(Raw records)
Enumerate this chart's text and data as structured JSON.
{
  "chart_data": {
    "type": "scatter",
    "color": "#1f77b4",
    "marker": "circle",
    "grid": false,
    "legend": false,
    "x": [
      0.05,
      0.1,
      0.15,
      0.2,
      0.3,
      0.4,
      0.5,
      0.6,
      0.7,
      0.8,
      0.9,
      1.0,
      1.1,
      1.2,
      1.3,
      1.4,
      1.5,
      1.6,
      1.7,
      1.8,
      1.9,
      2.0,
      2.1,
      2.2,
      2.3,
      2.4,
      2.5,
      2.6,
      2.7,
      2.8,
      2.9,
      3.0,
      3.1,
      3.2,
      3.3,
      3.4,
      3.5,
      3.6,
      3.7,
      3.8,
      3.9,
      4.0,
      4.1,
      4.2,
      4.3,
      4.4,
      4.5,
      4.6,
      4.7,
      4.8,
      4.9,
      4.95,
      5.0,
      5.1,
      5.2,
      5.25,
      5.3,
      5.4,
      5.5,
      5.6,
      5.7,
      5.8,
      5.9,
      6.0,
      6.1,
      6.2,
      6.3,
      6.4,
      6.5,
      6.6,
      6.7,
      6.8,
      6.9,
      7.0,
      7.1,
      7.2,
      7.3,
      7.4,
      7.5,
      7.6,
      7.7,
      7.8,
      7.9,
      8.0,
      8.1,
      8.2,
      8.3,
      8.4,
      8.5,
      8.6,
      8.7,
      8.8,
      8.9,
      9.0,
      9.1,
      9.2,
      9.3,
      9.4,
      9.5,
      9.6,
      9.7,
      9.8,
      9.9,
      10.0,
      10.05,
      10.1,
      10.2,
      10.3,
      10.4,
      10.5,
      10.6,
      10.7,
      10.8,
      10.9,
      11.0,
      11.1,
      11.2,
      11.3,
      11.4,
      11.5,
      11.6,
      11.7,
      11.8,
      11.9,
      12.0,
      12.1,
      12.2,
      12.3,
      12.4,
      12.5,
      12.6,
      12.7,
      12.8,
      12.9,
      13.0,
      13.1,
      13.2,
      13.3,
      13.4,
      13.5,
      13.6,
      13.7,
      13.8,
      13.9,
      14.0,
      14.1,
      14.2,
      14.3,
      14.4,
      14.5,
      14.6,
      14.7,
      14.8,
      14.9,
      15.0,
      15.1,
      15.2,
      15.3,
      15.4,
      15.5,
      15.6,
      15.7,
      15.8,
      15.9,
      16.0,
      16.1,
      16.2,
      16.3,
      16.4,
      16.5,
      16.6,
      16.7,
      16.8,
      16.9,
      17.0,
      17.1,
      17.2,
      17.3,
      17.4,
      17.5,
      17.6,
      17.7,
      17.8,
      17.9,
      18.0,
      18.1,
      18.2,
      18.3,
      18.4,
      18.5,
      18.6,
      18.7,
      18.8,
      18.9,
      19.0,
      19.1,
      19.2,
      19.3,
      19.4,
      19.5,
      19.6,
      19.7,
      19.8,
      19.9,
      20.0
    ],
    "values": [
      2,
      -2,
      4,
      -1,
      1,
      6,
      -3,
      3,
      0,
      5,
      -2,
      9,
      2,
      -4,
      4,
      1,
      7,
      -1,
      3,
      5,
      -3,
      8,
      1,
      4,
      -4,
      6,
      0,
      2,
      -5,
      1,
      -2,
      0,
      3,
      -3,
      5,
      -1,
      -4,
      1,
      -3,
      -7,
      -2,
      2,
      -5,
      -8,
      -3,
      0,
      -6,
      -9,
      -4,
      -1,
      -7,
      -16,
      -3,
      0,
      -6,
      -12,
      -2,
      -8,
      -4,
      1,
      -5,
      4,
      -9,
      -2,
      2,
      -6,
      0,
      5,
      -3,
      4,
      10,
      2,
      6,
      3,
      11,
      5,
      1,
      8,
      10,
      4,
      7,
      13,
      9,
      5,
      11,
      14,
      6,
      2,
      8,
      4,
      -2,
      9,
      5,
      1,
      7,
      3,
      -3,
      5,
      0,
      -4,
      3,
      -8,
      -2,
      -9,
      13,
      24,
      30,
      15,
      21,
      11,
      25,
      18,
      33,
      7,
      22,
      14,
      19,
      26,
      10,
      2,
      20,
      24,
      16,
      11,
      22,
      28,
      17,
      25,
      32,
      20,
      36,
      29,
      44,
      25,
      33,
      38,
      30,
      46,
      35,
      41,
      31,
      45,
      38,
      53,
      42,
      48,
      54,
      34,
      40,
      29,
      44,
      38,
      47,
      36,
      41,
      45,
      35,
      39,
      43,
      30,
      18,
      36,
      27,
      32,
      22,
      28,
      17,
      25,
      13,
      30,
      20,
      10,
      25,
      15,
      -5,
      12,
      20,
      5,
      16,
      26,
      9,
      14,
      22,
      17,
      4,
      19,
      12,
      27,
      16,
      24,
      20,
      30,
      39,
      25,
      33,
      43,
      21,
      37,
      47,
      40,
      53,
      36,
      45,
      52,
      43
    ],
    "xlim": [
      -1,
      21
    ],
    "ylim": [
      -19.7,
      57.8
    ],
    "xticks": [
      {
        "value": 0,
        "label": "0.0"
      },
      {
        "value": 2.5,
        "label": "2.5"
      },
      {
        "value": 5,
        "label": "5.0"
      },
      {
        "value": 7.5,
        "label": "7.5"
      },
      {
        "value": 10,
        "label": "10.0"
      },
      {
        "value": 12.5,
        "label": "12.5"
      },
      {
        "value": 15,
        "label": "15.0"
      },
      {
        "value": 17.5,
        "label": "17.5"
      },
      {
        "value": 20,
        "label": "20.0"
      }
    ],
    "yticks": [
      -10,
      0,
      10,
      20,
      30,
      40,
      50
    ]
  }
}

WRITTEN TASK: Write down every line of the data above that includes the string "label".

CORRECT RESPONSE:
        "label": "0.0"
        "label": "2.5"
        "label": "5.0"
        "label": "7.5"
        "label": "10.0"
        "label": "12.5"
        "label": "15.0"
        "label": "17.5"
        "label": "20.0"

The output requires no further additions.